What you have to do>
Count the lines in the entries below that include the word "title". Give nothing but the number.

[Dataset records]

.....

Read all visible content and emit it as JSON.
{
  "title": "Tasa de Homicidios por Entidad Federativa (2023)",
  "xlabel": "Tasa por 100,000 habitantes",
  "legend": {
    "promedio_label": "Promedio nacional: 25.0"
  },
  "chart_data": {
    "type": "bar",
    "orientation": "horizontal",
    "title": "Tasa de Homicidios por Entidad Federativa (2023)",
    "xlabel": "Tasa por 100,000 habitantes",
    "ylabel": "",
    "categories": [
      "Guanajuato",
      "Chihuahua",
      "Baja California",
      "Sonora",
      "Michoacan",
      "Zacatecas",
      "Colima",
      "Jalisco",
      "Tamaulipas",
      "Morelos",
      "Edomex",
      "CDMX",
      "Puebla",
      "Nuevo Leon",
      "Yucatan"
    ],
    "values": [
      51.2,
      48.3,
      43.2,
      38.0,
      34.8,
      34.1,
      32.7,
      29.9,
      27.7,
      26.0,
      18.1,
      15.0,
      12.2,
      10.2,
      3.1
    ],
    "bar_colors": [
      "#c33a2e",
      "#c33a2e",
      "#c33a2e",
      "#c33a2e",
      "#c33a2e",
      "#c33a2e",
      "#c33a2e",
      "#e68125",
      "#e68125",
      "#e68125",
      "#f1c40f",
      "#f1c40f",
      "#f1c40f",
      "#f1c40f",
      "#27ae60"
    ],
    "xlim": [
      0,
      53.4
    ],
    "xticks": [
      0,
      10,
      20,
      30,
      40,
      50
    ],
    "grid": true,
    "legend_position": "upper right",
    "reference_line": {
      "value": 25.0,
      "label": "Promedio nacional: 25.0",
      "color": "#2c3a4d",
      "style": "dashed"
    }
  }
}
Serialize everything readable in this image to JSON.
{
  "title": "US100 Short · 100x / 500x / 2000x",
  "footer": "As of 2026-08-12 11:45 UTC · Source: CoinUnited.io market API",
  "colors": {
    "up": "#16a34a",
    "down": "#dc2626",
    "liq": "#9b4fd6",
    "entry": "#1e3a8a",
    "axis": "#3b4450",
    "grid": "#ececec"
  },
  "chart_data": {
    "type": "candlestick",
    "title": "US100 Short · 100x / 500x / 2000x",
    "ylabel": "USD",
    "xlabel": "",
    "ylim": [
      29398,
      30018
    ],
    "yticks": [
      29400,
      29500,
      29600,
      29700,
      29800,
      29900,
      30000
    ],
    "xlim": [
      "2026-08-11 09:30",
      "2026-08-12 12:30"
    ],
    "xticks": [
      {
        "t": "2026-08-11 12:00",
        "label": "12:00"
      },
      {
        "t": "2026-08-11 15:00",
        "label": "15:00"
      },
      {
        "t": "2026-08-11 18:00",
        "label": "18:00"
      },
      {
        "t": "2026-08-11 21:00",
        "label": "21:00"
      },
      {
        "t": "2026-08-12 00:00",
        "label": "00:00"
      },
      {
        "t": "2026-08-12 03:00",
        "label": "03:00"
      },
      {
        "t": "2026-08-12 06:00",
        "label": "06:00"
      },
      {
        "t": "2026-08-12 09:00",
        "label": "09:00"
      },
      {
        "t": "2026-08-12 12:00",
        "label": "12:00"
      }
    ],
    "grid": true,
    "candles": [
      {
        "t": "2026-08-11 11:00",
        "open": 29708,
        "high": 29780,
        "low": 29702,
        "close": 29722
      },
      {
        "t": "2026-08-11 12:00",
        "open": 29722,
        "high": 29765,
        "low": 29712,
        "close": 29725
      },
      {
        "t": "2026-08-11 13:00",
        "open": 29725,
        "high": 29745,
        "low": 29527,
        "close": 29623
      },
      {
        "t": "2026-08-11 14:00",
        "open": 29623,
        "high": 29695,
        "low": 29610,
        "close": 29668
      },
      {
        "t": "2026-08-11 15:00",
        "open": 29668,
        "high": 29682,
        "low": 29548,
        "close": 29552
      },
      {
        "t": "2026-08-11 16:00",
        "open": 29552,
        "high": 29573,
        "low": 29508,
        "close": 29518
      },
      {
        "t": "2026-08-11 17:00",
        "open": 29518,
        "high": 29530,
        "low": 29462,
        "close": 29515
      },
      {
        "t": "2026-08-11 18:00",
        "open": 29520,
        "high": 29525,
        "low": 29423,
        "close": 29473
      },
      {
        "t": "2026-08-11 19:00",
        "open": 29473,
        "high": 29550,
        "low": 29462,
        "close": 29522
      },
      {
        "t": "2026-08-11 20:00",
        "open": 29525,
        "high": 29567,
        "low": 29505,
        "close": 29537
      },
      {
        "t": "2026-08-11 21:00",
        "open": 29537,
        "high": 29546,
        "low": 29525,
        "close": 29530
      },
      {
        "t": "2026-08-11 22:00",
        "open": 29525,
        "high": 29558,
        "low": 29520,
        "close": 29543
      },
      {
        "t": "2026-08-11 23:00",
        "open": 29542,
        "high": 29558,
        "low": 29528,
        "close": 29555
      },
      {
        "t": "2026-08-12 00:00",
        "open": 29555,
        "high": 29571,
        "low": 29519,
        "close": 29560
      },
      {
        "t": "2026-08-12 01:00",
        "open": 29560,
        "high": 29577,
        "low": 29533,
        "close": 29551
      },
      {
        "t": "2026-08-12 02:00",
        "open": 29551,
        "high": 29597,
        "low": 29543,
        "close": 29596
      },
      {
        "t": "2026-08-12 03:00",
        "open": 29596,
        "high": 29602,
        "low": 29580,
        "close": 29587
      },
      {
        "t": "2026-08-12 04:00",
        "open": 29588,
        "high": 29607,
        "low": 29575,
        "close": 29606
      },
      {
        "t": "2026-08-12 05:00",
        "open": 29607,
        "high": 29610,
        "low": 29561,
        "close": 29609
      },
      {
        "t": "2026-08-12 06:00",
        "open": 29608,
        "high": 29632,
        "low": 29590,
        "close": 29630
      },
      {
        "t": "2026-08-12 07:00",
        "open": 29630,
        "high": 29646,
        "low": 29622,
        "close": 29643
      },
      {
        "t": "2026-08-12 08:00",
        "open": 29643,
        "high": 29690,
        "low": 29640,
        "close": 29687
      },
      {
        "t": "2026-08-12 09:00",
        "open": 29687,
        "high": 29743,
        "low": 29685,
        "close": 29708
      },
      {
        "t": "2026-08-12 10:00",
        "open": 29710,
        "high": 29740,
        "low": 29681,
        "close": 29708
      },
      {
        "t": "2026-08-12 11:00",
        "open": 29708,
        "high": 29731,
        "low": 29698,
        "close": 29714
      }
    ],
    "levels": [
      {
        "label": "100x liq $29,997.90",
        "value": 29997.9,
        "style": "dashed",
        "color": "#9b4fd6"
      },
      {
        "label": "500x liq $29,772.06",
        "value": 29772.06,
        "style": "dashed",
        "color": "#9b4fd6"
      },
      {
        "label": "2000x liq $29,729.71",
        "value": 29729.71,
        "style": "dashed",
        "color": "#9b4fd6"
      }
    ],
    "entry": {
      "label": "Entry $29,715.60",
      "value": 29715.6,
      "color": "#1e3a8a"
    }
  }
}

.....

Exercise answer>
4